Show each line of the records below where the word "right" occurs.

• • •

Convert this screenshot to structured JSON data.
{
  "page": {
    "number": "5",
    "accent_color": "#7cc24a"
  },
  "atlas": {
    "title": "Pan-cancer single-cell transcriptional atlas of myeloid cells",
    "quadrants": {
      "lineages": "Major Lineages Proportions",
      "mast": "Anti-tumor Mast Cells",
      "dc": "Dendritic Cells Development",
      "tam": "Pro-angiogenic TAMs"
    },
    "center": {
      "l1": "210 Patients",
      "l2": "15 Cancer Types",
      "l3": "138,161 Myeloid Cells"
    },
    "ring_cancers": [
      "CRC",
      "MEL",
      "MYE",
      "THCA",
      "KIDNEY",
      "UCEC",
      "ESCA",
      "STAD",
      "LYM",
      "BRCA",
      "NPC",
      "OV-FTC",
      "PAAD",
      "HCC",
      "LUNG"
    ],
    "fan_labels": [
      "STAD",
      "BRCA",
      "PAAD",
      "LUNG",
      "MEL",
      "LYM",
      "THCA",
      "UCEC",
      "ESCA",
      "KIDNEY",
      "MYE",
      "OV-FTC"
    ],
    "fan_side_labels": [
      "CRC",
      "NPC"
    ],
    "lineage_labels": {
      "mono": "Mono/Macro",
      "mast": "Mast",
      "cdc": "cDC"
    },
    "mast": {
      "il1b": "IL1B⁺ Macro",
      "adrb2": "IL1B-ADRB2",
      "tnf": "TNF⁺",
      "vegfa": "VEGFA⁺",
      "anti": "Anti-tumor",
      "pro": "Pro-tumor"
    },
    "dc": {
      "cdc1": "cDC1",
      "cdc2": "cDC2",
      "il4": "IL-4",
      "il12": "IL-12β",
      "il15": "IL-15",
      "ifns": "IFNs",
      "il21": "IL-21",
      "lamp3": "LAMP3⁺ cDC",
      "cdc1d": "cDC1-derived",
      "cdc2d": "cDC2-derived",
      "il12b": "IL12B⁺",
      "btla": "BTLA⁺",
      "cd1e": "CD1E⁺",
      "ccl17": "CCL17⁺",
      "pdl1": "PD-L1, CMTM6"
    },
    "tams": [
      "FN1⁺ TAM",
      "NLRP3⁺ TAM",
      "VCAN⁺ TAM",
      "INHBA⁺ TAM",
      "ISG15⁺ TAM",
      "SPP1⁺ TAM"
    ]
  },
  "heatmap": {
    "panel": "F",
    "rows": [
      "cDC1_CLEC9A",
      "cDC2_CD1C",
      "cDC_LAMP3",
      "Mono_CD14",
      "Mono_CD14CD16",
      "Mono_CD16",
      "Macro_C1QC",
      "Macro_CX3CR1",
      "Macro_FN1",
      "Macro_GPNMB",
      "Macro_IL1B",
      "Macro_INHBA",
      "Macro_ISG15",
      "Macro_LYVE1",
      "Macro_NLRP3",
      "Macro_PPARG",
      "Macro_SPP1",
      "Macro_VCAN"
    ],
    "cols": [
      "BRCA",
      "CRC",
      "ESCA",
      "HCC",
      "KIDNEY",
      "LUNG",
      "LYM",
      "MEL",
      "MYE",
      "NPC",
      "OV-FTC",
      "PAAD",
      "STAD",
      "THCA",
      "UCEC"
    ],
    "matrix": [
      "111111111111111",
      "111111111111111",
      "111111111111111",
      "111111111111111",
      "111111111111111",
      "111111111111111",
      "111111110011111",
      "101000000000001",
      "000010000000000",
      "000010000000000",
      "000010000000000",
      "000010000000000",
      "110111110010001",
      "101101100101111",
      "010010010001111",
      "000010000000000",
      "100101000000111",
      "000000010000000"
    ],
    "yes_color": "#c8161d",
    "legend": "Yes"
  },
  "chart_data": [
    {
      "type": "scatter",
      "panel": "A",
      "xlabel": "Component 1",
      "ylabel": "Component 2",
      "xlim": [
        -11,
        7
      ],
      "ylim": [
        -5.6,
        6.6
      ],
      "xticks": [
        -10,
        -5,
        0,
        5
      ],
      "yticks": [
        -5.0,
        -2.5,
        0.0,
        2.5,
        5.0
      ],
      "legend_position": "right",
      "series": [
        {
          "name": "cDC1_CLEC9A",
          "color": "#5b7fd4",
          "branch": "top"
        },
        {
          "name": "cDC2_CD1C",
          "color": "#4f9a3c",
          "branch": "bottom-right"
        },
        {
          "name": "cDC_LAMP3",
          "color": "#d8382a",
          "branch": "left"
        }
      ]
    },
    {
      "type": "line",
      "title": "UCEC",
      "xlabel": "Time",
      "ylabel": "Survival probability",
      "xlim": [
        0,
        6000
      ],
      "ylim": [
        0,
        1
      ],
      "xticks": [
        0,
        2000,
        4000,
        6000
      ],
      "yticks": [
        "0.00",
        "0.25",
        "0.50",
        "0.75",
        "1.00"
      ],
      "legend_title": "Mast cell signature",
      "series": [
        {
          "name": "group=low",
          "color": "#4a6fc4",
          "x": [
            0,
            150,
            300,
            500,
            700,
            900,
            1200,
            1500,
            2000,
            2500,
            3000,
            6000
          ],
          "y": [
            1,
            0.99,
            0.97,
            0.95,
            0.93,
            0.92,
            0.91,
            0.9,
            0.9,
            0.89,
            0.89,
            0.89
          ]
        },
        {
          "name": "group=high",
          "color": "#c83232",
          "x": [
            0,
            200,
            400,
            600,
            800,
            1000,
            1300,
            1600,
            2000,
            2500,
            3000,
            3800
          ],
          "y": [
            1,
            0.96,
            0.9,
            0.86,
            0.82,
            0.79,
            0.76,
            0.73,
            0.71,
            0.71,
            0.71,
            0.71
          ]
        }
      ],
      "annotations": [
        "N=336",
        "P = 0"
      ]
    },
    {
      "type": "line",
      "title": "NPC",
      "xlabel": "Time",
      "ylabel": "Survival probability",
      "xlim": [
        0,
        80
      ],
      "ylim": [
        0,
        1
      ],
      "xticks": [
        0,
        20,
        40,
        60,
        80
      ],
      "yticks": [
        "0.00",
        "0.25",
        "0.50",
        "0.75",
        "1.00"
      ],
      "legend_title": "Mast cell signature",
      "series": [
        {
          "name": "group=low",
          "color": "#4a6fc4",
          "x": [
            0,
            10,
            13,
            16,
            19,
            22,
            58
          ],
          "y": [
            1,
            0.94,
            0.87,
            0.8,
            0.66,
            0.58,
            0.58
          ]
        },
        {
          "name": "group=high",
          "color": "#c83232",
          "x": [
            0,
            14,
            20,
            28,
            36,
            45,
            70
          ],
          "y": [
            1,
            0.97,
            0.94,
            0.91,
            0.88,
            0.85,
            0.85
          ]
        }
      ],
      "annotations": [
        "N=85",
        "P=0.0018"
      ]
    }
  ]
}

• • •

COMPLETED TASK —
      "legend_position": "right",
          "branch": "bottom-right"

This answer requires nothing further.